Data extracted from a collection
──────

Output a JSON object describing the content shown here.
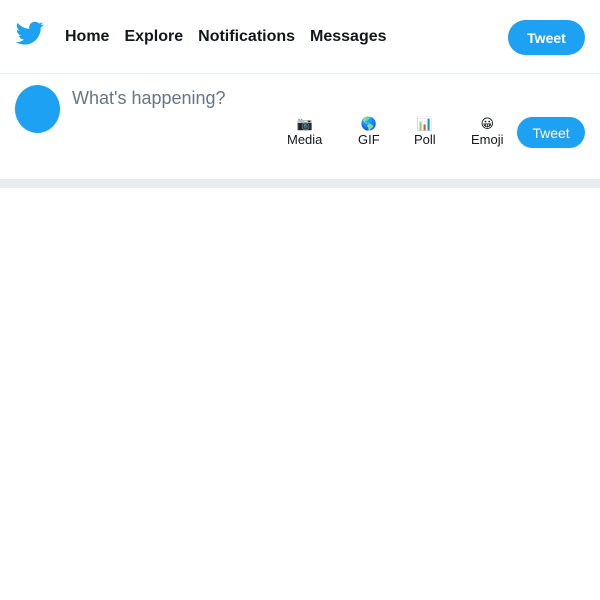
{
  "nav": {
    "items": [
      "Home",
      "Explore",
      "Notifications",
      "Messages"
    ],
    "tweet_label": "Tweet"
  },
  "composer": {
    "placeholder": "What's happening?",
    "tools": [
      {
        "icon": "camera-icon",
        "glyph": "📷",
        "label": "Media"
      },
      {
        "icon": "globe-icon",
        "glyph": "🌎",
        "label": "GIF"
      },
      {
        "icon": "bar-chart-icon",
        "glyph": "📊",
        "label": "Poll"
      },
      {
        "icon": "smiley-icon",
        "glyph": "😀",
        "label": "Emoji"
      }
    ],
    "tweet_label": "Tweet"
  },
  "colors": {
    "accent": "#1da1f2",
    "divider": "#e6ecf0",
    "placeholder": "#657786"
  }
}
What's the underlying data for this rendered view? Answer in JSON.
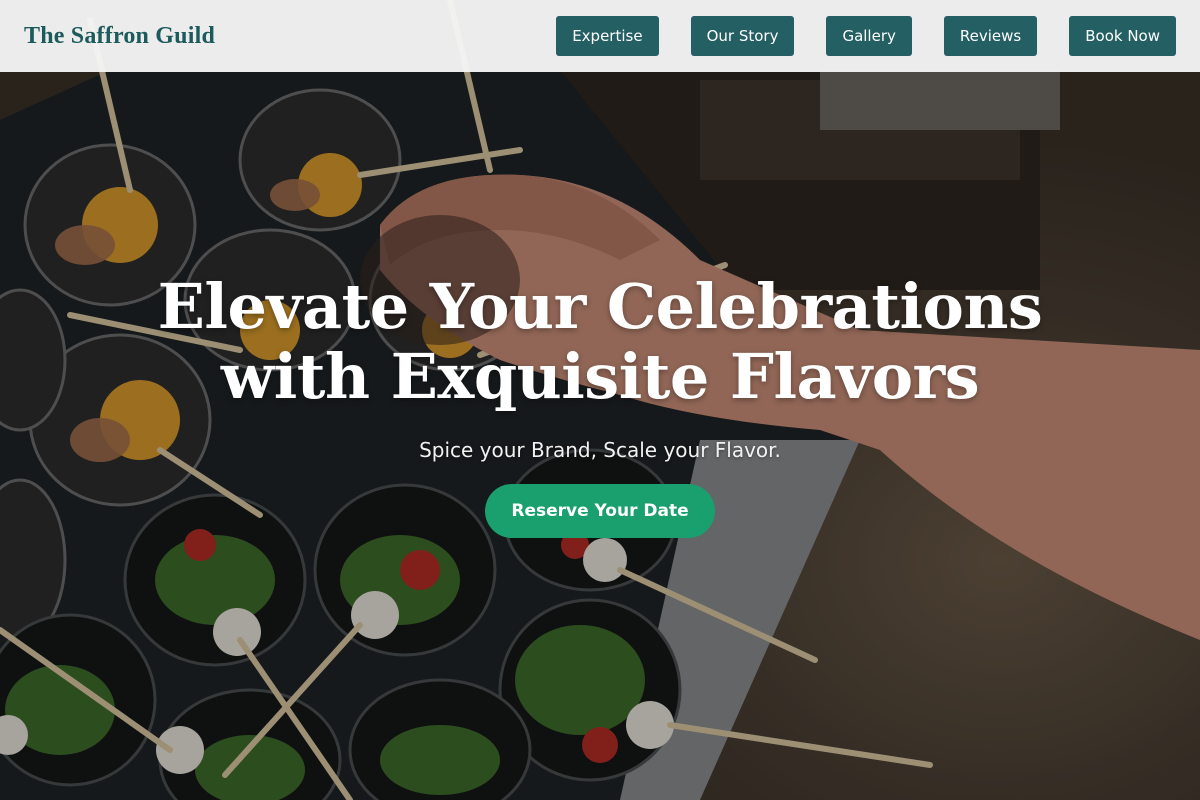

──────

**Stated exercise**
Reproduce the data verbatim. Do not carry any picture into the copy.

**The output**
Output a JSON object describing the content shown here.
{
  "nav": {
    "items": [
      "Home",
      "Explore",
      "Notifications",
      "Messages"
    ],
    "tweet_label": "Tweet"
  },
  "composer": {
    "placeholder": "What's happening?",
    "tools": [
      {
        "icon": "camera-icon",
        "glyph": "📷",
        "label": "Media"
      },
      {
        "icon": "globe-icon",
        "glyph": "🌎",
        "label": "GIF"
      },
      {
        "icon": "bar-chart-icon",
        "glyph": "📊",
        "label": "Poll"
      },
      {
        "icon": "smiley-icon",
        "glyph": "😀",
        "label": "Emoji"
      }
    ],
    "tweet_label": "Tweet"
  },
  "colors": {
    "accent": "#1da1f2",
    "divider": "#e6ecf0",
    "placeholder": "#657786"
  }
}
What's the underlying data for this rendered view? Answer in JSON.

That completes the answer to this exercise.